* **Work to complete**
Quote every line below exactly and skip any picture.

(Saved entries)
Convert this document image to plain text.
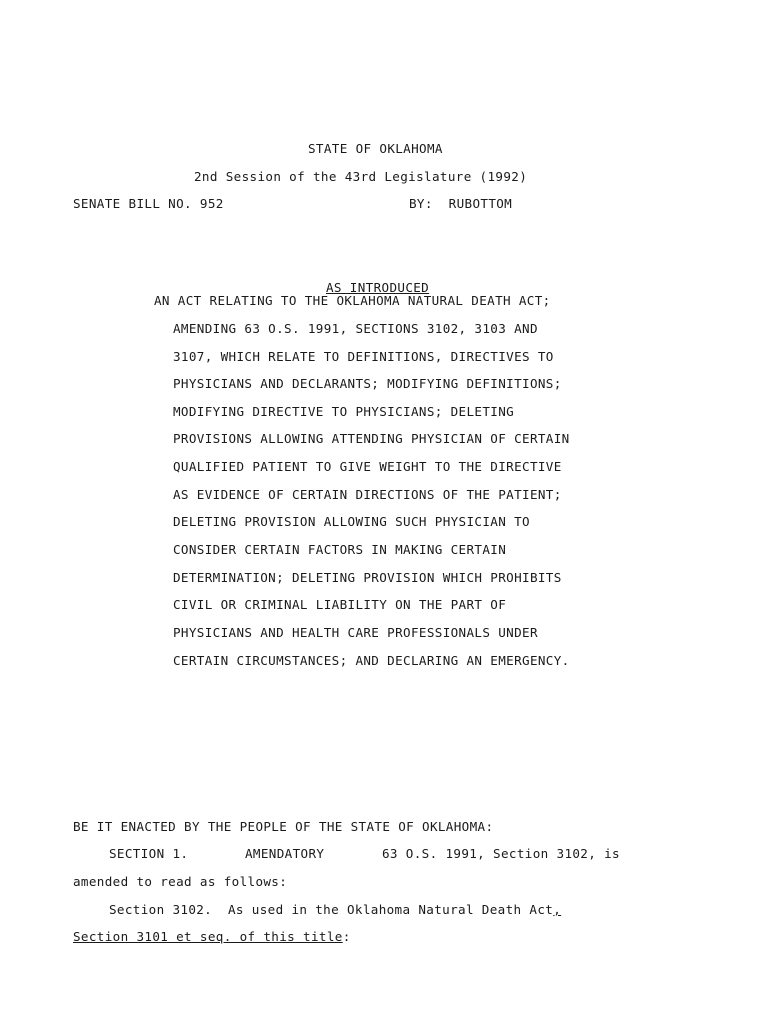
STATE OF OKLAHOMA
2nd Session of the 43rd Legislature (1992)
SENATE BILL NO. 952	BY:  RUBOTTOM
AS INTRODUCED
AN ACT RELATING TO THE OKLAHOMA NATURAL DEATH ACT;
AMENDING 63 O.S. 1991, SECTIONS 3102, 3103 AND
3107, WHICH RELATE TO DEFINITIONS, DIRECTIVES TO
PHYSICIANS AND DECLARANTS; MODIFYING DEFINITIONS;
MODIFYING DIRECTIVE TO PHYSICIANS; DELETING
PROVISIONS ALLOWING ATTENDING PHYSICIAN OF CERTAIN
QUALIFIED PATIENT TO GIVE WEIGHT TO THE DIRECTIVE
AS EVIDENCE OF CERTAIN DIRECTIONS OF THE PATIENT;
DELETING PROVISION ALLOWING SUCH PHYSICIAN TO
CONSIDER CERTAIN FACTORS IN MAKING CERTAIN
DETERMINATION; DELETING PROVISION WHICH PROHIBITS
CIVIL OR CRIMINAL LIABILITY ON THE PART OF
PHYSICIANS AND HEALTH CARE PROFESSIONALS UNDER
CERTAIN CIRCUMSTANCES; AND DECLARING AN EMERGENCY.
BE IT ENACTED BY THE PEOPLE OF THE STATE OF OKLAHOMA:
SECTION 1.	AMENDATORY	63 O.S. 1991, Section 3102, is
amended to read as follows:
Section 3102.  As used in the Oklahoma Natural Death Act,
Section 3101 et seq. of this title:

* **The completed task**
Convert this document image to plain text.
STATE OF OKLAHOMA
2nd Session of the 43rd Legislature (1992)
SENATE BILL NO. 952	BY:  RUBOTTOM
AS INTRODUCED
AN ACT RELATING TO THE OKLAHOMA NATURAL DEATH ACT;
AMENDING 63 O.S. 1991, SECTIONS 3102, 3103 AND
3107, WHICH RELATE TO DEFINITIONS, DIRECTIVES TO
PHYSICIANS AND DECLARANTS; MODIFYING DEFINITIONS;
MODIFYING DIRECTIVE TO PHYSICIANS; DELETING
PROVISIONS ALLOWING ATTENDING PHYSICIAN OF CERTAIN
QUALIFIED PATIENT TO GIVE WEIGHT TO THE DIRECTIVE
AS EVIDENCE OF CERTAIN DIRECTIONS OF THE PATIENT;
DELETING PROVISION ALLOWING SUCH PHYSICIAN TO
CONSIDER CERTAIN FACTORS IN MAKING CERTAIN
DETERMINATION; DELETING PROVISION WHICH PROHIBITS
CIVIL OR CRIMINAL LIABILITY ON THE PART OF
PHYSICIANS AND HEALTH CARE PROFESSIONALS UNDER
CERTAIN CIRCUMSTANCES; AND DECLARING AN EMERGENCY.
BE IT ENACTED BY THE PEOPLE OF THE STATE OF OKLAHOMA:
SECTION 1.	AMENDATORY	63 O.S. 1991, Section 3102, is
amended to read as follows:
Section 3102.  As used in the Oklahoma Natural Death Act,
Section 3101 et seq. of this title:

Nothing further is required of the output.